# Instructions for the task
Return the listing below exactly, with the pictures dropped.

# Data rows
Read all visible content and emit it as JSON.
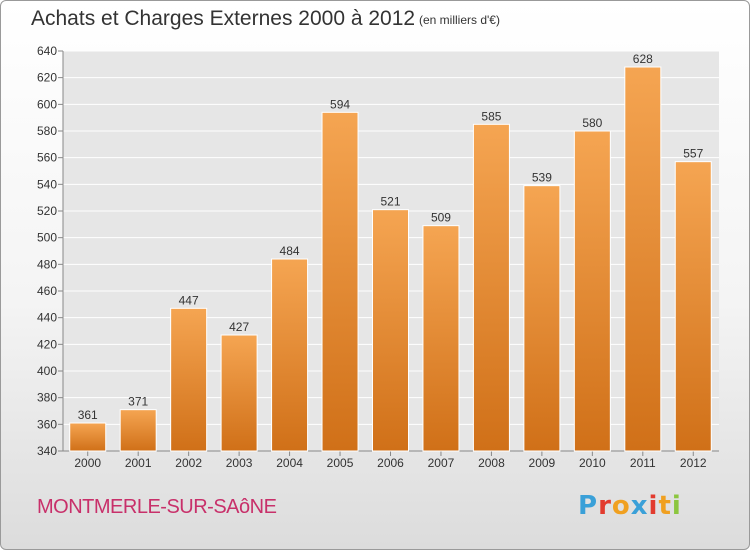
{
  "header": {
    "title": "Achats et Charges Externes 2000 à 2012",
    "subtitle": "(en milliers d'€)"
  },
  "footer": {
    "town": "MONTMERLE-SUR-SAôNE",
    "logo_letters": [
      "P",
      "r",
      "o",
      "x",
      "i",
      "t",
      "i"
    ],
    "logo_colors": [
      "#3aa0d8",
      "#e23b2e",
      "#f0a020",
      "#3aa0d8",
      "#e23b2e",
      "#f0a020",
      "#8cc63f"
    ]
  },
  "chart_data": {
    "type": "bar",
    "title": "Achats et Charges Externes 2000 à 2012",
    "subtitle": "(en milliers d'€)",
    "categories": [
      "2000",
      "2001",
      "2002",
      "2003",
      "2004",
      "2005",
      "2006",
      "2007",
      "2008",
      "2009",
      "2010",
      "2011",
      "2012"
    ],
    "values": [
      361,
      371,
      447,
      427,
      484,
      594,
      521,
      509,
      585,
      539,
      580,
      628,
      557
    ],
    "ylim": [
      340,
      640
    ],
    "yticks": [
      340,
      360,
      380,
      400,
      420,
      440,
      460,
      480,
      500,
      520,
      540,
      560,
      580,
      600,
      620,
      640
    ],
    "grid": true,
    "bar_color": "#f0a050",
    "bar_color_dark": "#d07020"
  }
}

# Finished task
Read all visible content and emit it as JSON.
{
  "header": {
    "title": "Achats et Charges Externes 2000 à 2012",
    "subtitle": "(en milliers d'€)"
  },
  "footer": {
    "town": "MONTMERLE-SUR-SAôNE",
    "logo_letters": [
      "P",
      "r",
      "o",
      "x",
      "i",
      "t",
      "i"
    ],
    "logo_colors": [
      "#3aa0d8",
      "#e23b2e",
      "#f0a020",
      "#3aa0d8",
      "#e23b2e",
      "#f0a020",
      "#8cc63f"
    ]
  },
  "chart_data": {
    "type": "bar",
    "title": "Achats et Charges Externes 2000 à 2012",
    "subtitle": "(en milliers d'€)",
    "categories": [
      "2000",
      "2001",
      "2002",
      "2003",
      "2004",
      "2005",
      "2006",
      "2007",
      "2008",
      "2009",
      "2010",
      "2011",
      "2012"
    ],
    "values": [
      361,
      371,
      447,
      427,
      484,
      594,
      521,
      509,
      585,
      539,
      580,
      628,
      557
    ],
    "ylim": [
      340,
      640
    ],
    "yticks": [
      340,
      360,
      380,
      400,
      420,
      440,
      460,
      480,
      500,
      520,
      540,
      560,
      580,
      600,
      620,
      640
    ],
    "grid": true,
    "bar_color": "#f0a050",
    "bar_color_dark": "#d07020"
  }
}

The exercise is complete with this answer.